## ENTRIES
>> START

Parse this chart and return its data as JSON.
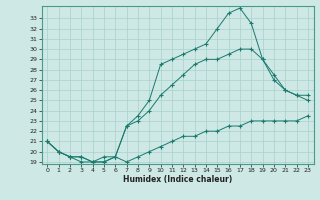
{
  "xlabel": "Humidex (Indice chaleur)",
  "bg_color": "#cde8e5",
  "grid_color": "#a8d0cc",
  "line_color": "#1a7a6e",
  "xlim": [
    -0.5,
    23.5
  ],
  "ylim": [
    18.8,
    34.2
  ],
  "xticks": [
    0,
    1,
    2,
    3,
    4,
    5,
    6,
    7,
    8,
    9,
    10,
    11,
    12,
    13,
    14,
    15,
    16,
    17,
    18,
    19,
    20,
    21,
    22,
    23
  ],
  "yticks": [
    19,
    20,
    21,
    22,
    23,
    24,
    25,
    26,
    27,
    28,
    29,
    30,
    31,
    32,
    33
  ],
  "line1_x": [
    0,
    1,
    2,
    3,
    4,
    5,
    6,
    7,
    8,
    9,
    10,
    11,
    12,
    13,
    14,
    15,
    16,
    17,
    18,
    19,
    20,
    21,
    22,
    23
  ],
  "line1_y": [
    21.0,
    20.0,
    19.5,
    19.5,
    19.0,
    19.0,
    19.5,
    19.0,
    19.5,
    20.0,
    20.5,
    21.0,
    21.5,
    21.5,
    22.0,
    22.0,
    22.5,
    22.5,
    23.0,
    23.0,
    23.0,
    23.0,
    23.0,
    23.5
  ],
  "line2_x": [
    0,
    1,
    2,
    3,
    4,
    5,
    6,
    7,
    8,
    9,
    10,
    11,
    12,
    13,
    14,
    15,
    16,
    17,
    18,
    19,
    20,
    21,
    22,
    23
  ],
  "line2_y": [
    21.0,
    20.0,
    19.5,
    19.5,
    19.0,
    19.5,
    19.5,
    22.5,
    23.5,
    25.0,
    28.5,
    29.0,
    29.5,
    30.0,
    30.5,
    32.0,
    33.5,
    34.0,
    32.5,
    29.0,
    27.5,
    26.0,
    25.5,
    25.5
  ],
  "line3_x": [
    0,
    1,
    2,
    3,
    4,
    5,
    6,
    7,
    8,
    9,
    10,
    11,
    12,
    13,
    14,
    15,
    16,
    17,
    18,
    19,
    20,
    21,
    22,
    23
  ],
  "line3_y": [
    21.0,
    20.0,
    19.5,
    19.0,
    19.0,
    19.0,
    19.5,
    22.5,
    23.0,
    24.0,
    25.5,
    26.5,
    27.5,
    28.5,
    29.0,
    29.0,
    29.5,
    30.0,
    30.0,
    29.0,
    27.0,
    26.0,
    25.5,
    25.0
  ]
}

>> END

## OBJECTIVE
Without the pictures, print the whole listing exactly as given.

## WRITTEN ANSWER
Parse this chart and return its data as JSON.
{
  "xlabel": "Humidex (Indice chaleur)",
  "bg_color": "#cde8e5",
  "grid_color": "#a8d0cc",
  "line_color": "#1a7a6e",
  "xlim": [
    -0.5,
    23.5
  ],
  "ylim": [
    18.8,
    34.2
  ],
  "xticks": [
    0,
    1,
    2,
    3,
    4,
    5,
    6,
    7,
    8,
    9,
    10,
    11,
    12,
    13,
    14,
    15,
    16,
    17,
    18,
    19,
    20,
    21,
    22,
    23
  ],
  "yticks": [
    19,
    20,
    21,
    22,
    23,
    24,
    25,
    26,
    27,
    28,
    29,
    30,
    31,
    32,
    33
  ],
  "line1_x": [
    0,
    1,
    2,
    3,
    4,
    5,
    6,
    7,
    8,
    9,
    10,
    11,
    12,
    13,
    14,
    15,
    16,
    17,
    18,
    19,
    20,
    21,
    22,
    23
  ],
  "line1_y": [
    21.0,
    20.0,
    19.5,
    19.5,
    19.0,
    19.0,
    19.5,
    19.0,
    19.5,
    20.0,
    20.5,
    21.0,
    21.5,
    21.5,
    22.0,
    22.0,
    22.5,
    22.5,
    23.0,
    23.0,
    23.0,
    23.0,
    23.0,
    23.5
  ],
  "line2_x": [
    0,
    1,
    2,
    3,
    4,
    5,
    6,
    7,
    8,
    9,
    10,
    11,
    12,
    13,
    14,
    15,
    16,
    17,
    18,
    19,
    20,
    21,
    22,
    23
  ],
  "line2_y": [
    21.0,
    20.0,
    19.5,
    19.5,
    19.0,
    19.5,
    19.5,
    22.5,
    23.5,
    25.0,
    28.5,
    29.0,
    29.5,
    30.0,
    30.5,
    32.0,
    33.5,
    34.0,
    32.5,
    29.0,
    27.5,
    26.0,
    25.5,
    25.5
  ],
  "line3_x": [
    0,
    1,
    2,
    3,
    4,
    5,
    6,
    7,
    8,
    9,
    10,
    11,
    12,
    13,
    14,
    15,
    16,
    17,
    18,
    19,
    20,
    21,
    22,
    23
  ],
  "line3_y": [
    21.0,
    20.0,
    19.5,
    19.0,
    19.0,
    19.0,
    19.5,
    22.5,
    23.0,
    24.0,
    25.5,
    26.5,
    27.5,
    28.5,
    29.0,
    29.0,
    29.5,
    30.0,
    30.0,
    29.0,
    27.0,
    26.0,
    25.5,
    25.0
  ]
}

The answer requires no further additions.